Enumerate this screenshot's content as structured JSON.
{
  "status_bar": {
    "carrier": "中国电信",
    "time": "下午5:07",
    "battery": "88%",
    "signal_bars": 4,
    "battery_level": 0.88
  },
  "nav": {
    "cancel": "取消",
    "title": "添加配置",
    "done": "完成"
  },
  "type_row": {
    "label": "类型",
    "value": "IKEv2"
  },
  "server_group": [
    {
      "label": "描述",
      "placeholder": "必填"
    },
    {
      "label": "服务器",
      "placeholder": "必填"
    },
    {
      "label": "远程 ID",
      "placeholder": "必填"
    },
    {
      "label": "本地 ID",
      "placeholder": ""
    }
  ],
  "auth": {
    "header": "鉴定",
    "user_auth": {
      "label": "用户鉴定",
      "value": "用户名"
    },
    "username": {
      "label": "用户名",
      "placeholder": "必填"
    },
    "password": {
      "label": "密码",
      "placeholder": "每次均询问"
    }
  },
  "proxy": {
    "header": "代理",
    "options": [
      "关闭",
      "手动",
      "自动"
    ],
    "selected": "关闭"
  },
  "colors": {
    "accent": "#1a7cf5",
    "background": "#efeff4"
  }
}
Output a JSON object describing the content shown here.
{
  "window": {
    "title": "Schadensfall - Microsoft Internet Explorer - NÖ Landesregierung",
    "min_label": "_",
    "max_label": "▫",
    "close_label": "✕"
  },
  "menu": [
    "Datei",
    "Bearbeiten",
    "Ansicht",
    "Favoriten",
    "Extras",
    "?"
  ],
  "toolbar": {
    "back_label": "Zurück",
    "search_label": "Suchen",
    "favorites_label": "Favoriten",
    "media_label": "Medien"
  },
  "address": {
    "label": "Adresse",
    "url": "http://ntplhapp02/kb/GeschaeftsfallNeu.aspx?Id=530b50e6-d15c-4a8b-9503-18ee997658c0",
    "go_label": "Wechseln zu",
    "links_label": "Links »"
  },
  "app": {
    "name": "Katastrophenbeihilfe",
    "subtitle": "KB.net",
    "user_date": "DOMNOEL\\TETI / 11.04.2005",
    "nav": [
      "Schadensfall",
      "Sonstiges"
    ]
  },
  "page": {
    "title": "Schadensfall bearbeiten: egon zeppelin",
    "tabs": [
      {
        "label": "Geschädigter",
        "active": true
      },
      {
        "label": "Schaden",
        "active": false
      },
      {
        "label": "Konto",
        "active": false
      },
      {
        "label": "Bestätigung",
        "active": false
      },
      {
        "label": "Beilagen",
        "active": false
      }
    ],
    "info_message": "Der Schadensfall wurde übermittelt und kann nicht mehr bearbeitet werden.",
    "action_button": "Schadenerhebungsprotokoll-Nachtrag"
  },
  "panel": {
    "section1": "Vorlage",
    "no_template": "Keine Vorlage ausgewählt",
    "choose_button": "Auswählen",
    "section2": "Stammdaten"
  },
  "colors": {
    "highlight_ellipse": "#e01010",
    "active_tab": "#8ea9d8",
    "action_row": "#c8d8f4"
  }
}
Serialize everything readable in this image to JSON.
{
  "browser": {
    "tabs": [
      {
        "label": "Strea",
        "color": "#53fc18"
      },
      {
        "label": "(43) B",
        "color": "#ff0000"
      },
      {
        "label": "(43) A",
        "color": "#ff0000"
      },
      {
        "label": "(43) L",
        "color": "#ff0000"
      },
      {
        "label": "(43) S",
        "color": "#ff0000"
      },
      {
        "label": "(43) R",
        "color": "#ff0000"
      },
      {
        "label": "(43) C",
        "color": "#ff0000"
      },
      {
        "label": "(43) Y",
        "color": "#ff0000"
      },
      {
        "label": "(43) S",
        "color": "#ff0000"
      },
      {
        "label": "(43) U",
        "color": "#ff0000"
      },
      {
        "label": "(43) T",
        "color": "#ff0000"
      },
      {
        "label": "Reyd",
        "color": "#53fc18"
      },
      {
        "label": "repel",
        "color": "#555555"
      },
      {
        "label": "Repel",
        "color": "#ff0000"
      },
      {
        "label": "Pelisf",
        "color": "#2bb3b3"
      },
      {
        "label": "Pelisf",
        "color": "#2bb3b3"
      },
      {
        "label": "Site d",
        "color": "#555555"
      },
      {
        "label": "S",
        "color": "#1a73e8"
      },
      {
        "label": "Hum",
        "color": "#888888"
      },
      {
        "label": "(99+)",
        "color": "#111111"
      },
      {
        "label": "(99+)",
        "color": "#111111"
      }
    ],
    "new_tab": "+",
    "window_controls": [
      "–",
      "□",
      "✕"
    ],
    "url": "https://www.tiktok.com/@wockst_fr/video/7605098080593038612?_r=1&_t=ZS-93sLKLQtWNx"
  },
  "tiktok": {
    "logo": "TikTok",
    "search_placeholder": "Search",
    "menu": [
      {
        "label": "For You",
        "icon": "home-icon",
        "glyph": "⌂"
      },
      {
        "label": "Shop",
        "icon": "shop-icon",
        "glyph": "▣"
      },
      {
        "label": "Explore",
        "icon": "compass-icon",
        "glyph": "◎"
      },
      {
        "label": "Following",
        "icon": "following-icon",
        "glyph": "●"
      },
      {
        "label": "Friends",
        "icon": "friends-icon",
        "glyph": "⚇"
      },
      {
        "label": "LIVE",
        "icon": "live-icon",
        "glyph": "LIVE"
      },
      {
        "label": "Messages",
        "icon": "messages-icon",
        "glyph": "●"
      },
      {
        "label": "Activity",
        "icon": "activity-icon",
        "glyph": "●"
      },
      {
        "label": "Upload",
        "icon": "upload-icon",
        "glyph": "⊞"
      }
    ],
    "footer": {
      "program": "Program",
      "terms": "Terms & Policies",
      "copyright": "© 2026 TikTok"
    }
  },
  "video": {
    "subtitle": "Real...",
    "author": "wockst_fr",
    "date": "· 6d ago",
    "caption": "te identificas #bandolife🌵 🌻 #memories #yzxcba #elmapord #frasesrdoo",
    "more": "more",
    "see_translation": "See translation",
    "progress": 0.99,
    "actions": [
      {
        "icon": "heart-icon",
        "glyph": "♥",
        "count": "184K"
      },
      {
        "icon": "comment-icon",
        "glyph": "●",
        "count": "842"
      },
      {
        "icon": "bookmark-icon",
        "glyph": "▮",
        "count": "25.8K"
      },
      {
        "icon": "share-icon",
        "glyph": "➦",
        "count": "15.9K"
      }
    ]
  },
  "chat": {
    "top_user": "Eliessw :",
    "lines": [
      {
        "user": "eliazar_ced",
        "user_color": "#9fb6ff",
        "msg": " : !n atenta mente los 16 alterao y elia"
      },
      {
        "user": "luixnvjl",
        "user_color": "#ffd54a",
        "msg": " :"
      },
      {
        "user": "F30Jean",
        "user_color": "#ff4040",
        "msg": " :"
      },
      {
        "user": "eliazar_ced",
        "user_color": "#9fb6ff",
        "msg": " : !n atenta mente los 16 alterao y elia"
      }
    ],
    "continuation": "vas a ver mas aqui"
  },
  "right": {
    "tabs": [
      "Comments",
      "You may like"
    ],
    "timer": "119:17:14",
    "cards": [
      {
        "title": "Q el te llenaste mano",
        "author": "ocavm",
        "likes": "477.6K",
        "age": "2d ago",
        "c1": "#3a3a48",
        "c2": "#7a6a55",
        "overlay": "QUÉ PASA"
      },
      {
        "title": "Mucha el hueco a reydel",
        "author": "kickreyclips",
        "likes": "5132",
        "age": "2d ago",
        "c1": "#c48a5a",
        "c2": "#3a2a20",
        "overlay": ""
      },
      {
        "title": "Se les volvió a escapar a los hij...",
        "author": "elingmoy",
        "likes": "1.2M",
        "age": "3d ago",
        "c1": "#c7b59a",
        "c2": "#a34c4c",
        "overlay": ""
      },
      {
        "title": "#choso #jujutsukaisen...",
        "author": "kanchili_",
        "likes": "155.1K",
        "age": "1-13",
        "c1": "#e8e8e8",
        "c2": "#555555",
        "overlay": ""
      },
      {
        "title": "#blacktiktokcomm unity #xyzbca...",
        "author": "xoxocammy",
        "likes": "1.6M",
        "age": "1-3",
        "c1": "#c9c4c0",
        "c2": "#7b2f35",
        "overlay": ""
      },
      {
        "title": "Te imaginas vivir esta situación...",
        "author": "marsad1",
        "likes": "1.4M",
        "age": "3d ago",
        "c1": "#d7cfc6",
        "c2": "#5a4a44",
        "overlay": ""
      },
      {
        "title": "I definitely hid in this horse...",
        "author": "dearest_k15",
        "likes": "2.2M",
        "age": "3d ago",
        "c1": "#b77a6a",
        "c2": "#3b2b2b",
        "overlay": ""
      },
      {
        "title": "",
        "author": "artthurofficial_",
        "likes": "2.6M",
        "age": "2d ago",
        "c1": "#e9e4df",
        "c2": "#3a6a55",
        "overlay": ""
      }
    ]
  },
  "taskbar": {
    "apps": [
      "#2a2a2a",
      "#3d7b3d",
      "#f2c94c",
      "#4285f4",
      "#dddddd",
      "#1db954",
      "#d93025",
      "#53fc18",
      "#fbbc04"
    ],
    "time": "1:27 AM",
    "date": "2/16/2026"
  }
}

• WHAT TO WORK ON
Show every line in the records above that contains the word "JSON".

• EXERCISE RESULT
Enumerate this screenshot's content as structured JSON.
Output a JSON object describing the content shown here.
Serialize everything readable in this image to JSON.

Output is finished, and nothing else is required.